■ Supplied data ■

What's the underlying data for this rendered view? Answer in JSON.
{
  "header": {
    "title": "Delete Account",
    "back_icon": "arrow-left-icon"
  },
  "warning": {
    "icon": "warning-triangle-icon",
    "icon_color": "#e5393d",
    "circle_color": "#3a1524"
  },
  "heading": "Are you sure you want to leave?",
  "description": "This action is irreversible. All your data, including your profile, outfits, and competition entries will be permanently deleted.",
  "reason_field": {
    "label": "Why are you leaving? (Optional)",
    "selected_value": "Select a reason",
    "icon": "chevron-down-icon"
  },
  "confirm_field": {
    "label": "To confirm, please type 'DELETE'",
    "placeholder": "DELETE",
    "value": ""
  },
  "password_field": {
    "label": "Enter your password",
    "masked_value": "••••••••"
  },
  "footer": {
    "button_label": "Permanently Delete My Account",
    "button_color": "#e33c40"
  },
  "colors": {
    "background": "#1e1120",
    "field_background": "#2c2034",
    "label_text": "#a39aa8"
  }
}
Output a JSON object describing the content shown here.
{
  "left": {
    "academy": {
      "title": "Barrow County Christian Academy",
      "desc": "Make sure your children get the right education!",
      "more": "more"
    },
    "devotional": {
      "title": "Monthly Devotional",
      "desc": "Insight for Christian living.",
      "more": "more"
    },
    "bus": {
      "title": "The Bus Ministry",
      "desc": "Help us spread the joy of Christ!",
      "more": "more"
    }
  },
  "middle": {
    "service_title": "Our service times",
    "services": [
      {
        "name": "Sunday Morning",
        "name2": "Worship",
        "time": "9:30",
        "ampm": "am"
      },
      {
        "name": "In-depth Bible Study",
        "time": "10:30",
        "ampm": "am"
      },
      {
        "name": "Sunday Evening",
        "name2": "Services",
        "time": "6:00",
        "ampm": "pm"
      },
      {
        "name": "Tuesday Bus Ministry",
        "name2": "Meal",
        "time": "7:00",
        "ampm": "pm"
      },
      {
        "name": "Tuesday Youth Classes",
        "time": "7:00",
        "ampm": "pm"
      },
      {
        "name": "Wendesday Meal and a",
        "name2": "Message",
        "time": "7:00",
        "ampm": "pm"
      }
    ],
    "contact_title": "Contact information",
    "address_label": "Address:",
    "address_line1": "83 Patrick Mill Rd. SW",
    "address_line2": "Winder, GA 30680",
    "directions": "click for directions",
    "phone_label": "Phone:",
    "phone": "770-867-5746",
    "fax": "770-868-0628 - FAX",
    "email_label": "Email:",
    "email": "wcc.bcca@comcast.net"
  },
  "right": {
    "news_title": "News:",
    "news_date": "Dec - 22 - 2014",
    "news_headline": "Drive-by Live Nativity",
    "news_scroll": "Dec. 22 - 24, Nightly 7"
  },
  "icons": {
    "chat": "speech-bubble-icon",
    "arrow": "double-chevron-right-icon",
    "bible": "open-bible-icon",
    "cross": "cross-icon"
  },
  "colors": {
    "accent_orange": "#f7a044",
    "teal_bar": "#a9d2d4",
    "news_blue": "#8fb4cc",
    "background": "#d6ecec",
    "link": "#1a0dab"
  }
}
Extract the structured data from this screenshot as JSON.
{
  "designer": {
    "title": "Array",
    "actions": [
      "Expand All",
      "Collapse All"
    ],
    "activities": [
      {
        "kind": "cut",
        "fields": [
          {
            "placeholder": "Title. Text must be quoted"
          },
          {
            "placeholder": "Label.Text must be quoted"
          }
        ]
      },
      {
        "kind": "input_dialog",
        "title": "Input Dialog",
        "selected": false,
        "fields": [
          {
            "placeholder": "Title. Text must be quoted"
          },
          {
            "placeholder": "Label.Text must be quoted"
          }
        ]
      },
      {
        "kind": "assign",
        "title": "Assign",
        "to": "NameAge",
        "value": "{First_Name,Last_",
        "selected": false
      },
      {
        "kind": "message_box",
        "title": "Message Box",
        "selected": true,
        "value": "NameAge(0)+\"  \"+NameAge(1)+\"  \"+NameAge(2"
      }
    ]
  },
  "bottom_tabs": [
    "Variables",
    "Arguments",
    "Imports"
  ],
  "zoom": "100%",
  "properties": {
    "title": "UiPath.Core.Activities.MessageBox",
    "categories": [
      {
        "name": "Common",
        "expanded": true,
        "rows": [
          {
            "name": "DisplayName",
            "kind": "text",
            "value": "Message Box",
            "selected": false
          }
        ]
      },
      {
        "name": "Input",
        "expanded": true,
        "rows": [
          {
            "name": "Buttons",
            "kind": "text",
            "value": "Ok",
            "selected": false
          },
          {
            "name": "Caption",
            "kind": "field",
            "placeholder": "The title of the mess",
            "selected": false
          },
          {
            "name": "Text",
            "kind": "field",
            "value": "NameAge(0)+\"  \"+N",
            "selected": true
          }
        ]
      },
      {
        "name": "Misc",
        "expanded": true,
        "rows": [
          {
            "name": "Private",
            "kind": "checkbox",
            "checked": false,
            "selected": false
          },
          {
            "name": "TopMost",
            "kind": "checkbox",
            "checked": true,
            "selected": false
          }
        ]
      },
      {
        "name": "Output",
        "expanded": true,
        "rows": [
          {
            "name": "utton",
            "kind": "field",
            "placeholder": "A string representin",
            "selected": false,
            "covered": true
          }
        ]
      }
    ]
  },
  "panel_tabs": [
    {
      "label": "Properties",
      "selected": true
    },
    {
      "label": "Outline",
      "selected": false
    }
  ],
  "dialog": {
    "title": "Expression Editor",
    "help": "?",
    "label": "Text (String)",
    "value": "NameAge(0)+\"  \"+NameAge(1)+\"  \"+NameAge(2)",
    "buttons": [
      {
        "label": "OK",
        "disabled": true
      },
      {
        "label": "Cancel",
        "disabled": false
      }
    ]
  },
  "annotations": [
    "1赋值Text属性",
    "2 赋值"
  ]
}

■ Aim of the exercise ■
Output the full listing exactly as it stands.

■ Solution to this problem ■
What's the underlying data for this rendered view? Answer in JSON.
{
  "header": {
    "title": "Delete Account",
    "back_icon": "arrow-left-icon"
  },
  "warning": {
    "icon": "warning-triangle-icon",
    "icon_color": "#e5393d",
    "circle_color": "#3a1524"
  },
  "heading": "Are you sure you want to leave?",
  "description": "This action is irreversible. All your data, including your profile, outfits, and competition entries will be permanently deleted.",
  "reason_field": {
    "label": "Why are you leaving? (Optional)",
    "selected_value": "Select a reason",
    "icon": "chevron-down-icon"
  },
  "confirm_field": {
    "label": "To confirm, please type 'DELETE'",
    "placeholder": "DELETE",
    "value": ""
  },
  "password_field": {
    "label": "Enter your password",
    "masked_value": "••••••••"
  },
  "footer": {
    "button_label": "Permanently Delete My Account",
    "button_color": "#e33c40"
  },
  "colors": {
    "background": "#1e1120",
    "field_background": "#2c2034",
    "label_text": "#a39aa8"
  }
}
Output a JSON object describing the content shown here.
{
  "left": {
    "academy": {
      "title": "Barrow County Christian Academy",
      "desc": "Make sure your children get the right education!",
      "more": "more"
    },
    "devotional": {
      "title": "Monthly Devotional",
      "desc": "Insight for Christian living.",
      "more": "more"
    },
    "bus": {
      "title": "The Bus Ministry",
      "desc": "Help us spread the joy of Christ!",
      "more": "more"
    }
  },
  "middle": {
    "service_title": "Our service times",
    "services": [
      {
        "name": "Sunday Morning",
        "name2": "Worship",
        "time": "9:30",
        "ampm": "am"
      },
      {
        "name": "In-depth Bible Study",
        "time": "10:30",
        "ampm": "am"
      },
      {
        "name": "Sunday Evening",
        "name2": "Services",
        "time": "6:00",
        "ampm": "pm"
      },
      {
        "name": "Tuesday Bus Ministry",
        "name2": "Meal",
        "time": "7:00",
        "ampm": "pm"
      },
      {
        "name": "Tuesday Youth Classes",
        "time": "7:00",
        "ampm": "pm"
      },
      {
        "name": "Wendesday Meal and a",
        "name2": "Message",
        "time": "7:00",
        "ampm": "pm"
      }
    ],
    "contact_title": "Contact information",
    "address_label": "Address:",
    "address_line1": "83 Patrick Mill Rd. SW",
    "address_line2": "Winder, GA 30680",
    "directions": "click for directions",
    "phone_label": "Phone:",
    "phone": "770-867-5746",
    "fax": "770-868-0628 - FAX",
    "email_label": "Email:",
    "email": "wcc.bcca@comcast.net"
  },
  "right": {
    "news_title": "News:",
    "news_date": "Dec - 22 - 2014",
    "news_headline": "Drive-by Live Nativity",
    "news_scroll": "Dec. 22 - 24, Nightly 7"
  },
  "icons": {
    "chat": "speech-bubble-icon",
    "arrow": "double-chevron-right-icon",
    "bible": "open-bible-icon",
    "cross": "cross-icon"
  },
  "colors": {
    "accent_orange": "#f7a044",
    "teal_bar": "#a9d2d4",
    "news_blue": "#8fb4cc",
    "background": "#d6ecec",
    "link": "#1a0dab"
  }
}
Extract the structured data from this screenshot as JSON.
{
  "designer": {
    "title": "Array",
    "actions": [
      "Expand All",
      "Collapse All"
    ],
    "activities": [
      {
        "kind": "cut",
        "fields": [
          {
            "placeholder": "Title. Text must be quoted"
          },
          {
            "placeholder": "Label.Text must be quoted"
          }
        ]
      },
      {
        "kind": "input_dialog",
        "title": "Input Dialog",
        "selected": false,
        "fields": [
          {
            "placeholder": "Title. Text must be quoted"
          },
          {
            "placeholder": "Label.Text must be quoted"
          }
        ]
      },
      {
        "kind": "assign",
        "title": "Assign",
        "to": "NameAge",
        "value": "{First_Name,Last_",
        "selected": false
      },
      {
        "kind": "message_box",
        "title": "Message Box",
        "selected": true,
        "value": "NameAge(0)+\"  \"+NameAge(1)+\"  \"+NameAge(2"
      }
    ]
  },
  "bottom_tabs": [
    "Variables",
    "Arguments",
    "Imports"
  ],
  "zoom": "100%",
  "properties": {
    "title": "UiPath.Core.Activities.MessageBox",
    "categories": [
      {
        "name": "Common",
        "expanded": true,
        "rows": [
          {
            "name": "DisplayName",
            "kind": "text",
            "value": "Message Box",
            "selected": false
          }
        ]
      },
      {
        "name": "Input",
        "expanded": true,
        "rows": [
          {
            "name": "Buttons",
            "kind": "text",
            "value": "Ok",
            "selected": false
          },
          {
            "name": "Caption",
            "kind": "field",
            "placeholder": "The title of the mess",
            "selected": false
          },
          {
            "name": "Text",
            "kind": "field",
            "value": "NameAge(0)+\"  \"+N",
            "selected": true
          }
        ]
      },
      {
        "name": "Misc",
        "expanded": true,
        "rows": [
          {
            "name": "Private",
            "kind": "checkbox",
            "checked": false,
            "selected": false
          },
          {
            "name": "TopMost",
            "kind": "checkbox",
            "checked": true,
            "selected": false
          }
        ]
      },
      {
        "name": "Output",
        "expanded": true,
        "rows": [
          {
            "name": "utton",
            "kind": "field",
            "placeholder": "A string representin",
            "selected": false,
            "covered": true
          }
        ]
      }
    ]
  },
  "panel_tabs": [
    {
      "label": "Properties",
      "selected": true
    },
    {
      "label": "Outline",
      "selected": false
    }
  ],
  "dialog": {
    "title": "Expression Editor",
    "help": "?",
    "label": "Text (String)",
    "value": "NameAge(0)+\"  \"+NameAge(1)+\"  \"+NameAge(2)",
    "buttons": [
      {
        "label": "OK",
        "disabled": true
      },
      {
        "label": "Cancel",
        "disabled": false
      }
    ]
  },
  "annotations": [
    "1赋值Text属性",
    "2 赋值"
  ]
}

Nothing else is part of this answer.